> [Objective]:
Leaving out the pictures, please retype each record exactly.

[Extracts from a graphics dataset]
-=-=-
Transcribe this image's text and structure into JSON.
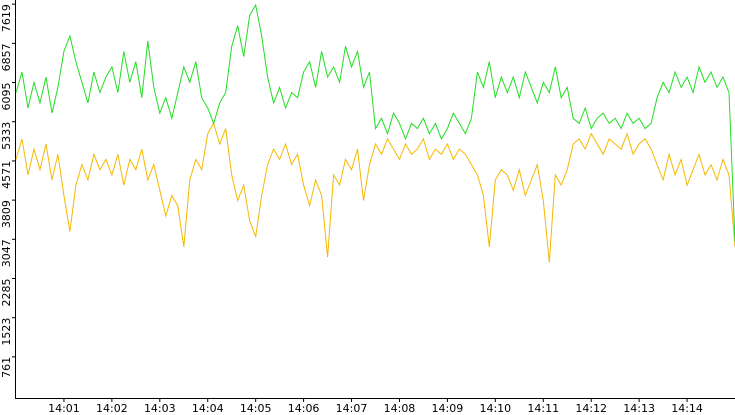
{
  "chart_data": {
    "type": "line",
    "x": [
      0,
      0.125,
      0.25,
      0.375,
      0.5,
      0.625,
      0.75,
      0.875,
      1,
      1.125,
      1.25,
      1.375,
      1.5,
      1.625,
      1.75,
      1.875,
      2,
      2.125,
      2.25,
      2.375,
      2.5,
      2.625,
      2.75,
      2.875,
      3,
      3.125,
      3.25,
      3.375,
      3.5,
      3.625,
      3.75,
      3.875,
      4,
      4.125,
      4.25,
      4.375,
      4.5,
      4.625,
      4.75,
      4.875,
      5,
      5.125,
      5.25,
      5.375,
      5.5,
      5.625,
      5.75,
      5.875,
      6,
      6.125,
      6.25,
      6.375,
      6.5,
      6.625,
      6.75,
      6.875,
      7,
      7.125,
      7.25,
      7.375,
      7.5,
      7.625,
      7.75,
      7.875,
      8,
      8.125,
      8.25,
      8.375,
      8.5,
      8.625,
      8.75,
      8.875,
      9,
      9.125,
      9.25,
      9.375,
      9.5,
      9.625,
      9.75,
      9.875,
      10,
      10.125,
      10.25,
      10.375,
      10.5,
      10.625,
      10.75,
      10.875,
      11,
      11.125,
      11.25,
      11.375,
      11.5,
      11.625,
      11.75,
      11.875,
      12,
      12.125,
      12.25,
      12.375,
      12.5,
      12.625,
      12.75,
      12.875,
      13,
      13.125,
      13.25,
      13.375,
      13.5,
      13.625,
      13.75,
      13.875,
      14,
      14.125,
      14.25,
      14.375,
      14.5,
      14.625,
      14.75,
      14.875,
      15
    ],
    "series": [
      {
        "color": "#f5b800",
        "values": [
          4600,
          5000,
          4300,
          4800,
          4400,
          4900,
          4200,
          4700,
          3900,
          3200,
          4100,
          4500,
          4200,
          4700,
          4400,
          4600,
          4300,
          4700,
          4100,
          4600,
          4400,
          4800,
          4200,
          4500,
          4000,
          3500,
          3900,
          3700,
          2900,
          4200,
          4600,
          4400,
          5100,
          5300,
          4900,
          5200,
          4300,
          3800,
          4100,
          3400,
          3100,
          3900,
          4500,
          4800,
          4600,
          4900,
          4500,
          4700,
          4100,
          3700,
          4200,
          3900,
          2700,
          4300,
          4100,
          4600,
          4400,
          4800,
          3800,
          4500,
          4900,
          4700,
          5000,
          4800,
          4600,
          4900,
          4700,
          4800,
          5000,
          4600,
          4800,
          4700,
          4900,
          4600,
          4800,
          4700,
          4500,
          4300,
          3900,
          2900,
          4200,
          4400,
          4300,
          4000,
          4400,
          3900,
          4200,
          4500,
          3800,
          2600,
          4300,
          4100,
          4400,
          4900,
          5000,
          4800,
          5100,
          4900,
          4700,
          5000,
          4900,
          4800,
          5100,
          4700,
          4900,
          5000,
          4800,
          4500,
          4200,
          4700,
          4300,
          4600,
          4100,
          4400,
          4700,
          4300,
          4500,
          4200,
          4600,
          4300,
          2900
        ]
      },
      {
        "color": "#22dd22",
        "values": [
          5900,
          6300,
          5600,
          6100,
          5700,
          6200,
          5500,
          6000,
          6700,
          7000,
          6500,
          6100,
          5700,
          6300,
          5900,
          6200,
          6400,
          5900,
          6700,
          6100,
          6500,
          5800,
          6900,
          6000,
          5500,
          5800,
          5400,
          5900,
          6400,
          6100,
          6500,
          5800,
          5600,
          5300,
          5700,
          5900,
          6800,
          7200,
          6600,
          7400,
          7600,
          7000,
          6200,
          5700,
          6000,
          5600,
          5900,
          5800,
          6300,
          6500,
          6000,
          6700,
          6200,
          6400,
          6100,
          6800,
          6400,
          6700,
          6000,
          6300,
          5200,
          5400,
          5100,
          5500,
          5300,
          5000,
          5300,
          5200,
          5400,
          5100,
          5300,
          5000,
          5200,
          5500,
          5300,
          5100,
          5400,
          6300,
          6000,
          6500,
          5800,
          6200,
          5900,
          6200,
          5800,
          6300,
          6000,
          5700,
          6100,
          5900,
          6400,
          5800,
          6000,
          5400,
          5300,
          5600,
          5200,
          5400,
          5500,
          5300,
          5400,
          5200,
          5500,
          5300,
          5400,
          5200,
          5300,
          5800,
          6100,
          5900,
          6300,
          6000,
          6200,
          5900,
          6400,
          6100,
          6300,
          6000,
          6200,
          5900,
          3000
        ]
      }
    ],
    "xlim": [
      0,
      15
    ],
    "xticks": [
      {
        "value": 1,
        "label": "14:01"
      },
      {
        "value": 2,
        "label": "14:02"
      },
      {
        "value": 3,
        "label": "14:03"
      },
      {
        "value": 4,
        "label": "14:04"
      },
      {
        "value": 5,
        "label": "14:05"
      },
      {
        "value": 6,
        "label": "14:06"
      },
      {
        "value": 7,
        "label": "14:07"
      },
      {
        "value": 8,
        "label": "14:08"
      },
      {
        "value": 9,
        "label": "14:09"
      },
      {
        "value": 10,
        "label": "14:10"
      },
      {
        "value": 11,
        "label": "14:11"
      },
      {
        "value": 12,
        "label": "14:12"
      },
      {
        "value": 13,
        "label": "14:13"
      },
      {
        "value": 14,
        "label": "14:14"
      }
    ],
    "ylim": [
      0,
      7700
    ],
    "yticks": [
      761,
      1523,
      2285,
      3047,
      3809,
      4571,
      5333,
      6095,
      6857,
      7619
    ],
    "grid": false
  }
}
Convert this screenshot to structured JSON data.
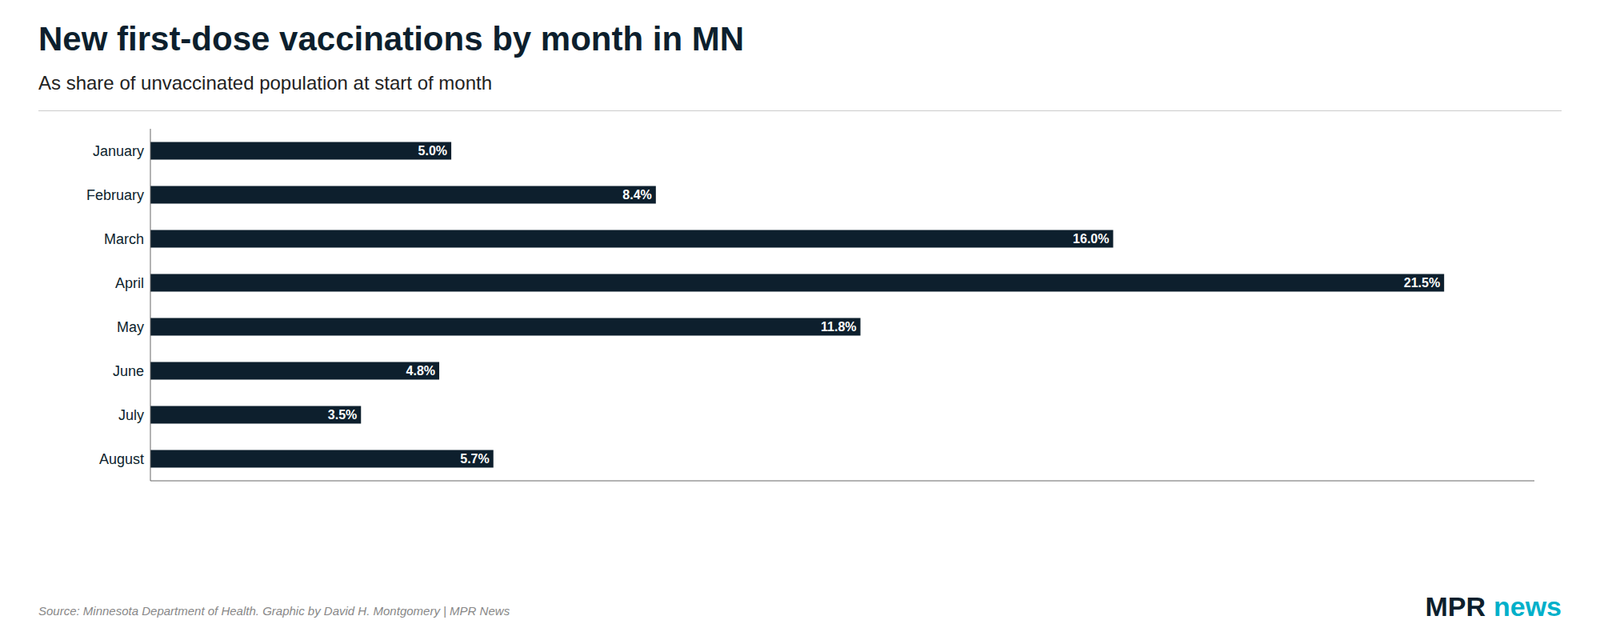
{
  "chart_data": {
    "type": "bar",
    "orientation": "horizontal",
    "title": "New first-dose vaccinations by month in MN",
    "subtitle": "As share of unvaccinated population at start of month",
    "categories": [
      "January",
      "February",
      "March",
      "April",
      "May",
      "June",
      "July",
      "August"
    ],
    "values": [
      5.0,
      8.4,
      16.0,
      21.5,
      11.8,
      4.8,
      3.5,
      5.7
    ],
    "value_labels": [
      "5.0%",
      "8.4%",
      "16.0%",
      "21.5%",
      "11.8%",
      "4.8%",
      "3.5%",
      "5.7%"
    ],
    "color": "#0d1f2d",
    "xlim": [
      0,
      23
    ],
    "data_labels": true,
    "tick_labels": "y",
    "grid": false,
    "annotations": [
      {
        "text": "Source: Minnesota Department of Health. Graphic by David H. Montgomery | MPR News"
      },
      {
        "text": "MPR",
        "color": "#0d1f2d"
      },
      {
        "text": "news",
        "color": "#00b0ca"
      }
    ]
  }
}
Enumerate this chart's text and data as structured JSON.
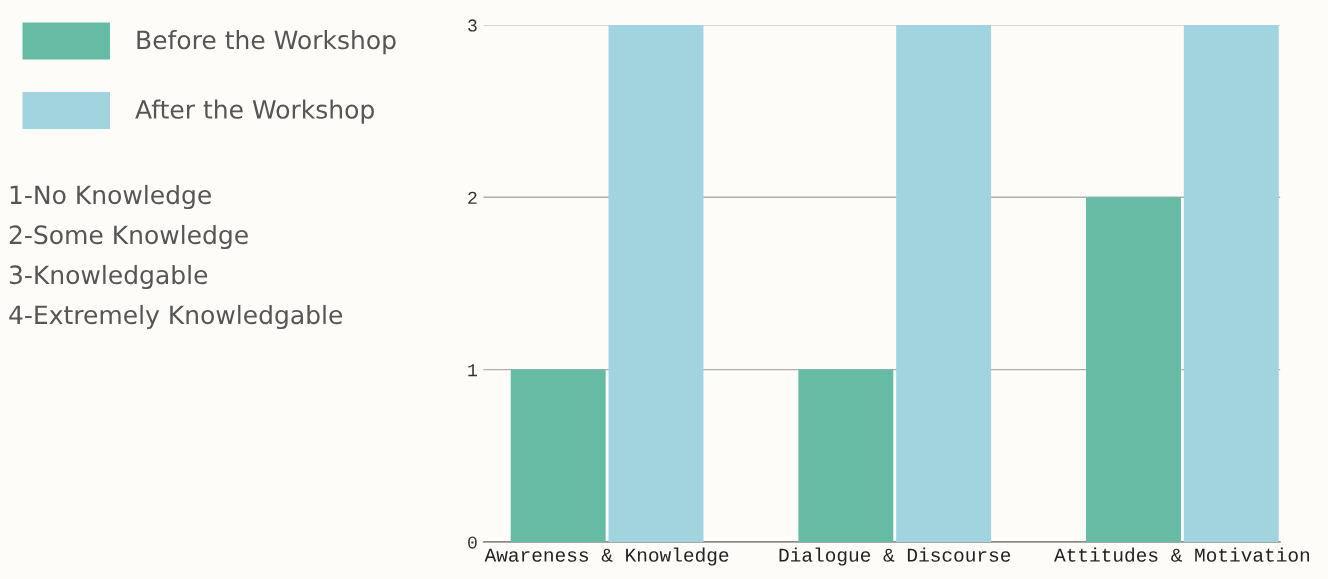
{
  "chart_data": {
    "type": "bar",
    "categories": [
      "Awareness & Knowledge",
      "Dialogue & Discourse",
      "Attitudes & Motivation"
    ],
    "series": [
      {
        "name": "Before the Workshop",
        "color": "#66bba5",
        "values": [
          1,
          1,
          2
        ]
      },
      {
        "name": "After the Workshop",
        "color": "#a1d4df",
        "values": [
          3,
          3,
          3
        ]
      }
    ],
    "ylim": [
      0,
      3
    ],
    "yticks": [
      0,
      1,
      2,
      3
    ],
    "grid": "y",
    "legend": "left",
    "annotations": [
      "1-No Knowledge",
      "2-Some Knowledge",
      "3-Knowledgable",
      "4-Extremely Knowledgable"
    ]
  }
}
-=-=-
> [Result]:
Transcribe this image's text and structure into JSON.
{
  "chart_data": {
    "type": "line",
    "x": [
      0,
      0.125,
      0.25,
      0.375,
      0.5,
      0.625,
      0.75,
      0.875,
      1,
      1.125,
      1.25,
      1.375,
      1.5,
      1.625,
      1.75,
      1.875,
      2,
      2.125,
      2.25,
      2.375,
      2.5,
      2.625,
      2.75,
      2.875,
      3,
      3.125,
      3.25,
      3.375,
      3.5,
      3.625,
      3.75,
      3.875,
      4,
      4.125,
      4.25,
      4.375,
      4.5,
      4.625,
      4.75,
      4.875,
      5,
      5.125,
      5.25,
      5.375,
      5.5,
      5.625,
      5.75,
      5.875,
      6,
      6.125,
      6.25,
      6.375,
      6.5,
      6.625,
      6.75,
      6.875,
      7,
      7.125,
      7.25,
      7.375,
      7.5,
      7.625,
      7.75,
      7.875,
      8,
      8.125,
      8.25,
      8.375,
      8.5,
      8.625,
      8.75,
      8.875,
      9,
      9.125,
      9.25,
      9.375,
      9.5,
      9.625,
      9.75,
      9.875,
      10,
      10.125,
      10.25,
      10.375,
      10.5,
      10.625,
      10.75,
      10.875,
      11,
      11.125,
      11.25,
      11.375,
      11.5,
      11.625,
      11.75,
      11.875,
      12,
      12.125,
      12.25,
      12.375,
      12.5,
      12.625,
      12.75,
      12.875,
      13,
      13.125,
      13.25,
      13.375,
      13.5,
      13.625,
      13.75,
      13.875,
      14,
      14.125,
      14.25,
      14.375,
      14.5,
      14.625,
      14.75,
      14.875,
      15
    ],
    "series": [
      {
        "color": "#f5b800",
        "values": [
          4600,
          5000,
          4300,
          4800,
          4400,
          4900,
          4200,
          4700,
          3900,
          3200,
          4100,
          4500,
          4200,
          4700,
          4400,
          4600,
          4300,
          4700,
          4100,
          4600,
          4400,
          4800,
          4200,
          4500,
          4000,
          3500,
          3900,
          3700,
          2900,
          4200,
          4600,
          4400,
          5100,
          5300,
          4900,
          5200,
          4300,
          3800,
          4100,
          3400,
          3100,
          3900,
          4500,
          4800,
          4600,
          4900,
          4500,
          4700,
          4100,
          3700,
          4200,
          3900,
          2700,
          4300,
          4100,
          4600,
          4400,
          4800,
          3800,
          4500,
          4900,
          4700,
          5000,
          4800,
          4600,
          4900,
          4700,
          4800,
          5000,
          4600,
          4800,
          4700,
          4900,
          4600,
          4800,
          4700,
          4500,
          4300,
          3900,
          2900,
          4200,
          4400,
          4300,
          4000,
          4400,
          3900,
          4200,
          4500,
          3800,
          2600,
          4300,
          4100,
          4400,
          4900,
          5000,
          4800,
          5100,
          4900,
          4700,
          5000,
          4900,
          4800,
          5100,
          4700,
          4900,
          5000,
          4800,
          4500,
          4200,
          4700,
          4300,
          4600,
          4100,
          4400,
          4700,
          4300,
          4500,
          4200,
          4600,
          4300,
          2900
        ]
      },
      {
        "color": "#22dd22",
        "values": [
          5900,
          6300,
          5600,
          6100,
          5700,
          6200,
          5500,
          6000,
          6700,
          7000,
          6500,
          6100,
          5700,
          6300,
          5900,
          6200,
          6400,
          5900,
          6700,
          6100,
          6500,
          5800,
          6900,
          6000,
          5500,
          5800,
          5400,
          5900,
          6400,
          6100,
          6500,
          5800,
          5600,
          5300,
          5700,
          5900,
          6800,
          7200,
          6600,
          7400,
          7600,
          7000,
          6200,
          5700,
          6000,
          5600,
          5900,
          5800,
          6300,
          6500,
          6000,
          6700,
          6200,
          6400,
          6100,
          6800,
          6400,
          6700,
          6000,
          6300,
          5200,
          5400,
          5100,
          5500,
          5300,
          5000,
          5300,
          5200,
          5400,
          5100,
          5300,
          5000,
          5200,
          5500,
          5300,
          5100,
          5400,
          6300,
          6000,
          6500,
          5800,
          6200,
          5900,
          6200,
          5800,
          6300,
          6000,
          5700,
          6100,
          5900,
          6400,
          5800,
          6000,
          5400,
          5300,
          5600,
          5200,
          5400,
          5500,
          5300,
          5400,
          5200,
          5500,
          5300,
          5400,
          5200,
          5300,
          5800,
          6100,
          5900,
          6300,
          6000,
          6200,
          5900,
          6400,
          6100,
          6300,
          6000,
          6200,
          5900,
          3000
        ]
      }
    ],
    "xlim": [
      0,
      15
    ],
    "xticks": [
      {
        "value": 1,
        "label": "14:01"
      },
      {
        "value": 2,
        "label": "14:02"
      },
      {
        "value": 3,
        "label": "14:03"
      },
      {
        "value": 4,
        "label": "14:04"
      },
      {
        "value": 5,
        "label": "14:05"
      },
      {
        "value": 6,
        "label": "14:06"
      },
      {
        "value": 7,
        "label": "14:07"
      },
      {
        "value": 8,
        "label": "14:08"
      },
      {
        "value": 9,
        "label": "14:09"
      },
      {
        "value": 10,
        "label": "14:10"
      },
      {
        "value": 11,
        "label": "14:11"
      },
      {
        "value": 12,
        "label": "14:12"
      },
      {
        "value": 13,
        "label": "14:13"
      },
      {
        "value": 14,
        "label": "14:14"
      }
    ],
    "ylim": [
      0,
      7700
    ],
    "yticks": [
      761,
      1523,
      2285,
      3047,
      3809,
      4571,
      5333,
      6095,
      6857,
      7619
    ],
    "grid": false
  }
}
Convert this screenshot to structured JSON data.
{
  "chart_data": {
    "type": "bar",
    "orientation": "horizontal",
    "title": "New first-dose vaccinations by month in MN",
    "subtitle": "As share of unvaccinated population at start of month",
    "categories": [
      "January",
      "February",
      "March",
      "April",
      "May",
      "June",
      "July",
      "August"
    ],
    "values": [
      5.0,
      8.4,
      16.0,
      21.5,
      11.8,
      4.8,
      3.5,
      5.7
    ],
    "value_labels": [
      "5.0%",
      "8.4%",
      "16.0%",
      "21.5%",
      "11.8%",
      "4.8%",
      "3.5%",
      "5.7%"
    ],
    "color": "#0d1f2d",
    "xlim": [
      0,
      23
    ],
    "data_labels": true,
    "tick_labels": "y",
    "grid": false,
    "annotations": [
      {
        "text": "Source: Minnesota Department of Health. Graphic by David H. Montgomery | MPR News"
      },
      {
        "text": "MPR",
        "color": "#0d1f2d"
      },
      {
        "text": "news",
        "color": "#00b0ca"
      }
    ]
  }
}
Enumerate this chart's text and data as structured JSON.
{
  "chart_data": {
    "type": "bar",
    "categories": [
      "Awareness & Knowledge",
      "Dialogue & Discourse",
      "Attitudes & Motivation"
    ],
    "series": [
      {
        "name": "Before the Workshop",
        "color": "#66bba5",
        "values": [
          1,
          1,
          2
        ]
      },
      {
        "name": "After the Workshop",
        "color": "#a1d4df",
        "values": [
          3,
          3,
          3
        ]
      }
    ],
    "ylim": [
      0,
      3
    ],
    "yticks": [
      0,
      1,
      2,
      3
    ],
    "grid": "y",
    "legend": "left",
    "annotations": [
      "1-No Knowledge",
      "2-Some Knowledge",
      "3-Knowledgable",
      "4-Extremely Knowledgable"
    ]
  }
}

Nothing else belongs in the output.